» Task description
Please write every entry out again, exactly as it reads below.

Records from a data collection
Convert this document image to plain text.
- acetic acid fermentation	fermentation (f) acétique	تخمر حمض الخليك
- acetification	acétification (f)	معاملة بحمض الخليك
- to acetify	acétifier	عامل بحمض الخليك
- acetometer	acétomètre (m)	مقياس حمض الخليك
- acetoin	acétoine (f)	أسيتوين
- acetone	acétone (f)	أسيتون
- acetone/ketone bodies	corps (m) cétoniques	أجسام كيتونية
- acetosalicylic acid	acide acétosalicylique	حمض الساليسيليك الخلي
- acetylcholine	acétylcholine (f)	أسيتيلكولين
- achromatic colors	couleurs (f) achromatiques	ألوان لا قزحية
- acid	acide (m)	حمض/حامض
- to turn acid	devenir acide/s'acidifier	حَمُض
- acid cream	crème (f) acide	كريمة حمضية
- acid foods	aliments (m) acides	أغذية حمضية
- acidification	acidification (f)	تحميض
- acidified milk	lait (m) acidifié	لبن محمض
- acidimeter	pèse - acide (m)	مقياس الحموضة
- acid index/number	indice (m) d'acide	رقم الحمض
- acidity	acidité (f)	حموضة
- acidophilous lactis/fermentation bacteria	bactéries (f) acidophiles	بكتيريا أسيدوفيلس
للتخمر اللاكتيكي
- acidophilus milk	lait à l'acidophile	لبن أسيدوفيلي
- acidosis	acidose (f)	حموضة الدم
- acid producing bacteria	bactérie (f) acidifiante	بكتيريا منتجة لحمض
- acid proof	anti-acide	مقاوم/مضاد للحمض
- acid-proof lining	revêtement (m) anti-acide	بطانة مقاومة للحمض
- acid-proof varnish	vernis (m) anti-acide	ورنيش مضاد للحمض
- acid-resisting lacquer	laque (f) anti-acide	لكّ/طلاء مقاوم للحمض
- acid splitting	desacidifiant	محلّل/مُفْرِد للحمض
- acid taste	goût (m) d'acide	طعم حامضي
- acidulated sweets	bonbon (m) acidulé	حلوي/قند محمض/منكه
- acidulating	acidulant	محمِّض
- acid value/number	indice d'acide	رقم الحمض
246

» Answer section
Convert this document image to plain text.
- acetic acid fermentation	fermentation (f) acétique	تخمر حمض الخليك
- acetification	acétification (f)	معاملة بحمض الخليك
- to acetify	acétifier	عامل بحمض الخليك
- acetometer	acétomètre (m)	مقياس حمض الخليك
- acetoin	acétoine (f)	أسيتوين
- acetone	acétone (f)	أسيتون
- acetone/ketone bodies	corps (m) cétoniques	أجسام كيتونية
- acetosalicylic acid	acide acétosalicylique	حمض الساليسيليك الخلي
- acetylcholine	acétylcholine (f)	أسيتيلكولين
- achromatic colors	couleurs (f) achromatiques	ألوان لا قزحية
- acid	acide (m)	حمض/حامض
- to turn acid	devenir acide/s'acidifier	حَمُض
- acid cream	crème (f) acide	كريمة حمضية
- acid foods	aliments (m) acides	أغذية حمضية
- acidification	acidification (f)	تحميض
- acidified milk	lait (m) acidifié	لبن محمض
- acidimeter	pèse - acide (m)	مقياس الحموضة
- acid index/number	indice (m) d'acide	رقم الحمض
- acidity	acidité (f)	حموضة
- acidophilous lactis/fermentation bacteria	bactéries (f) acidophiles	بكتيريا أسيدوفيلس
للتخمر اللاكتيكي
- acidophilus milk	lait à l'acidophile	لبن أسيدوفيلي
- acidosis	acidose (f)	حموضة الدم
- acid producing bacteria	bactérie (f) acidifiante	بكتيريا منتجة لحمض
- acid proof	anti-acide	مقاوم/مضاد للحمض
- acid-proof lining	revêtement (m) anti-acide	بطانة مقاومة للحمض
- acid-proof varnish	vernis (m) anti-acide	ورنيش مضاد للحمض
- acid-resisting lacquer	laque (f) anti-acide	لكّ/طلاء مقاوم للحمض
- acid splitting	desacidifiant	محلّل/مُفْرِد للحمض
- acid taste	goût (m) d'acide	طعم حامضي
- acidulated sweets	bonbon (m) acidulé	حلوي/قند محمض/منكه
- acidulating	acidulant	محمِّض
- acid value/number	indice d'acide	رقم الحمض
246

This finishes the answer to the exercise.